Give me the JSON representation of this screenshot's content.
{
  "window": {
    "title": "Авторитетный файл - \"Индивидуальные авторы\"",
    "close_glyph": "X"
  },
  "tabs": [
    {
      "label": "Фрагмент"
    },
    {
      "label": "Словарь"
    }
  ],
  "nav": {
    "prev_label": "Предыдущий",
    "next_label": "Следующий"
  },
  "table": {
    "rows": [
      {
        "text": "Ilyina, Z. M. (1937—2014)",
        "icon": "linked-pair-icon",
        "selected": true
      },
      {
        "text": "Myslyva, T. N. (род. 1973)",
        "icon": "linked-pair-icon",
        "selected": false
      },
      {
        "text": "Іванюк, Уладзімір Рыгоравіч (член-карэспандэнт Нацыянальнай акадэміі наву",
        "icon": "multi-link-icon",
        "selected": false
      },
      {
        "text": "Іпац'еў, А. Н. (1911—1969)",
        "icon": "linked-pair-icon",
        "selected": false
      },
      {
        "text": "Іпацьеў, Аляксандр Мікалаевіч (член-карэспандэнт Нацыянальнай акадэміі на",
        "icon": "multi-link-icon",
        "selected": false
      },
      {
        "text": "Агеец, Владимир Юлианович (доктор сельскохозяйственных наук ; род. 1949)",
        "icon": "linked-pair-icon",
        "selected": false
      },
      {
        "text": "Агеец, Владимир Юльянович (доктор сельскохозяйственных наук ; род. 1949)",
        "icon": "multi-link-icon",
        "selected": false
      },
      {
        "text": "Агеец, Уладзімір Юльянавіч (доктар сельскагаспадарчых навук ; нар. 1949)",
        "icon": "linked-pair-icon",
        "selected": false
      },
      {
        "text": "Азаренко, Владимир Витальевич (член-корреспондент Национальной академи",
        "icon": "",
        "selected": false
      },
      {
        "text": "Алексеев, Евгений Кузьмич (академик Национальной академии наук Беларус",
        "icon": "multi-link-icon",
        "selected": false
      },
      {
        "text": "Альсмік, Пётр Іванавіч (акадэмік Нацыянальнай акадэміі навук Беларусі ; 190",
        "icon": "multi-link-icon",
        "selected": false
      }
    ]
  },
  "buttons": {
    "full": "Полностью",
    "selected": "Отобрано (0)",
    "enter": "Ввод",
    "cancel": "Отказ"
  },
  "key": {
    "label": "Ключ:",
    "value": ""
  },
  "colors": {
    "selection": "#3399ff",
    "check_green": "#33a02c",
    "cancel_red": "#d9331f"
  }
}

* _TASK BRIEF_: Copy out all of the records above with nothing altered.

* _TASK RESPONSE_:
Give me the JSON representation of this screenshot's content.
{
  "window": {
    "title": "Авторитетный файл - \"Индивидуальные авторы\"",
    "close_glyph": "X"
  },
  "tabs": [
    {
      "label": "Фрагмент"
    },
    {
      "label": "Словарь"
    }
  ],
  "nav": {
    "prev_label": "Предыдущий",
    "next_label": "Следующий"
  },
  "table": {
    "rows": [
      {
        "text": "Ilyina, Z. M. (1937—2014)",
        "icon": "linked-pair-icon",
        "selected": true
      },
      {
        "text": "Myslyva, T. N. (род. 1973)",
        "icon": "linked-pair-icon",
        "selected": false
      },
      {
        "text": "Іванюк, Уладзімір Рыгоравіч (член-карэспандэнт Нацыянальнай акадэміі наву",
        "icon": "multi-link-icon",
        "selected": false
      },
      {
        "text": "Іпац'еў, А. Н. (1911—1969)",
        "icon": "linked-pair-icon",
        "selected": false
      },
      {
        "text": "Іпацьеў, Аляксандр Мікалаевіч (член-карэспандэнт Нацыянальнай акадэміі на",
        "icon": "multi-link-icon",
        "selected": false
      },
      {
        "text": "Агеец, Владимир Юлианович (доктор сельскохозяйственных наук ; род. 1949)",
        "icon": "linked-pair-icon",
        "selected": false
      },
      {
        "text": "Агеец, Владимир Юльянович (доктор сельскохозяйственных наук ; род. 1949)",
        "icon": "multi-link-icon",
        "selected": false
      },
      {
        "text": "Агеец, Уладзімір Юльянавіч (доктар сельскагаспадарчых навук ; нар. 1949)",
        "icon": "linked-pair-icon",
        "selected": false
      },
      {
        "text": "Азаренко, Владимир Витальевич (член-корреспондент Национальной академи",
        "icon": "",
        "selected": false
      },
      {
        "text": "Алексеев, Евгений Кузьмич (академик Национальной академии наук Беларус",
        "icon": "multi-link-icon",
        "selected": false
      },
      {
        "text": "Альсмік, Пётр Іванавіч (акадэмік Нацыянальнай акадэміі навук Беларусі ; 190",
        "icon": "multi-link-icon",
        "selected": false
      }
    ]
  },
  "buttons": {
    "full": "Полностью",
    "selected": "Отобрано (0)",
    "enter": "Ввод",
    "cancel": "Отказ"
  },
  "key": {
    "label": "Ключ:",
    "value": ""
  },
  "colors": {
    "selection": "#3399ff",
    "check_green": "#33a02c",
    "cancel_red": "#d9331f"
  }
}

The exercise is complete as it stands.